» OBJECTIVE: Tally the lines in the listing below that include "caliente". Answer with the count and nothing more.

[Dataset entries]

────────────────────

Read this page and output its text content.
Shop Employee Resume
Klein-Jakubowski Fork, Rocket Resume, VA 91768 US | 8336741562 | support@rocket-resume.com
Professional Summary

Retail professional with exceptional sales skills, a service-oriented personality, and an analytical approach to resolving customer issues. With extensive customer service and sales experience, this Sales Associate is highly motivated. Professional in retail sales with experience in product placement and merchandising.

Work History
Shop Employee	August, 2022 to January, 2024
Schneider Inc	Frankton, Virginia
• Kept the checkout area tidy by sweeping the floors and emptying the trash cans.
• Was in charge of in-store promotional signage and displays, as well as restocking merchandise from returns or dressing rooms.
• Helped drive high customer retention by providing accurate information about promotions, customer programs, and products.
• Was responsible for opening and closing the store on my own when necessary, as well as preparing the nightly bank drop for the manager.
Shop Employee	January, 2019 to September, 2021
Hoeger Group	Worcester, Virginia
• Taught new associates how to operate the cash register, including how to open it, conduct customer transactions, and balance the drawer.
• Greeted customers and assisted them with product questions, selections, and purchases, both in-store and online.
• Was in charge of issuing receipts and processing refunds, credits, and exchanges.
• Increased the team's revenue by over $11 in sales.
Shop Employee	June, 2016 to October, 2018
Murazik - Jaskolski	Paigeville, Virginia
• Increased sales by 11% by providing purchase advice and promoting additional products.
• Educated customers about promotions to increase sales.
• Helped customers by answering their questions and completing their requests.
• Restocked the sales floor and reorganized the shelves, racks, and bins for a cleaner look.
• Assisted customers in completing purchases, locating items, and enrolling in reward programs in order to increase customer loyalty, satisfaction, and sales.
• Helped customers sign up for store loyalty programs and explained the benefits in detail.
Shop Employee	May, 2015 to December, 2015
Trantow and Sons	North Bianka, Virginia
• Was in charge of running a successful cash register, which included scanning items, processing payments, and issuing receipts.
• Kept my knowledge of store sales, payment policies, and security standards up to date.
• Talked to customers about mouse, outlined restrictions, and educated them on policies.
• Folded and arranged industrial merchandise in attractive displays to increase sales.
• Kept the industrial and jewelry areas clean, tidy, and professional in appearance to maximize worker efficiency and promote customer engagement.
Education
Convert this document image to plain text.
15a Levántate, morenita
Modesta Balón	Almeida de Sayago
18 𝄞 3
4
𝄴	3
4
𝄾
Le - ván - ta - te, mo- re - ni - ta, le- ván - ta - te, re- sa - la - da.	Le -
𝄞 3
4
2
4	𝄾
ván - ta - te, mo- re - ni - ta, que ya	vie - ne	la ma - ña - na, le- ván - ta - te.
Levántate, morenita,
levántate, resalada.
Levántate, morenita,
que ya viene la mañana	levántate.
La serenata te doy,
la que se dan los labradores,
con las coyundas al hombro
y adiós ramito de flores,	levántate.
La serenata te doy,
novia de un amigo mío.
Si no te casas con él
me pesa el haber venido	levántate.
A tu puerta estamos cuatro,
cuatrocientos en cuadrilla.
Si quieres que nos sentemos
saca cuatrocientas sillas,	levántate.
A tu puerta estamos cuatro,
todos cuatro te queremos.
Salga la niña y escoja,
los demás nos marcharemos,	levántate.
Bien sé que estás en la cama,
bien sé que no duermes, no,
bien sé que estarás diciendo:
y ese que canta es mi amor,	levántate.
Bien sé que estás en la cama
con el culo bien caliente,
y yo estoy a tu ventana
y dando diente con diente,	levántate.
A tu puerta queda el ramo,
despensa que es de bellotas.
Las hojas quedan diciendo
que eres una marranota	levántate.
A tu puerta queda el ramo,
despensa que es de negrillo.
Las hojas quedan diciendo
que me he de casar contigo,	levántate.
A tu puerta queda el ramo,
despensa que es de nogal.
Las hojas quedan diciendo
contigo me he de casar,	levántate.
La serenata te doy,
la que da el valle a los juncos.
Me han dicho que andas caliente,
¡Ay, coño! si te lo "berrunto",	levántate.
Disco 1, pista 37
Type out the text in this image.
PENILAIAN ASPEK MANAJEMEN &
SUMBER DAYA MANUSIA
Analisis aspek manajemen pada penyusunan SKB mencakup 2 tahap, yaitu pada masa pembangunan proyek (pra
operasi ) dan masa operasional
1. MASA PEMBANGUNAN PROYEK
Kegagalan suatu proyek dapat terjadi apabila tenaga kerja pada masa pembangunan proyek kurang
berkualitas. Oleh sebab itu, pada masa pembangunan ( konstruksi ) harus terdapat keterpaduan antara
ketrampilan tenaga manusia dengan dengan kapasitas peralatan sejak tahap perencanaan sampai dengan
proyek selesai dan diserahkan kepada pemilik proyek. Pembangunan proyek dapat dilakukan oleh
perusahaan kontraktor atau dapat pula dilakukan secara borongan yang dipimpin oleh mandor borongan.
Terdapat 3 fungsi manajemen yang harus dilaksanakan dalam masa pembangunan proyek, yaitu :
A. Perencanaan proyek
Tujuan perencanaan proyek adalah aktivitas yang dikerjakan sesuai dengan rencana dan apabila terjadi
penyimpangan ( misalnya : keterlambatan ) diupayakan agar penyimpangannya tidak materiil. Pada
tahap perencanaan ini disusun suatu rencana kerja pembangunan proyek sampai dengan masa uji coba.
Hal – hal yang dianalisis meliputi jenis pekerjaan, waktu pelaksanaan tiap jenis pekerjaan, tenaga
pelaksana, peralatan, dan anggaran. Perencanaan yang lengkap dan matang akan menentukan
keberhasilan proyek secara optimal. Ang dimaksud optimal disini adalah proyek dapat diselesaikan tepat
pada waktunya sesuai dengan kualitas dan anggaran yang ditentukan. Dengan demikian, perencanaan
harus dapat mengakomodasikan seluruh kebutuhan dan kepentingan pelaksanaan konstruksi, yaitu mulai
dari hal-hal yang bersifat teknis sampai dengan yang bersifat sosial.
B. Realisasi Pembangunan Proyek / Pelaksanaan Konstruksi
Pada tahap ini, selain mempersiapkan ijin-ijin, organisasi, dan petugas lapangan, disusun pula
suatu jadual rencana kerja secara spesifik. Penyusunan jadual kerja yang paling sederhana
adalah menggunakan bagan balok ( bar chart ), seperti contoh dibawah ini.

────────────────────

» COMPLETE RESPONSE: 2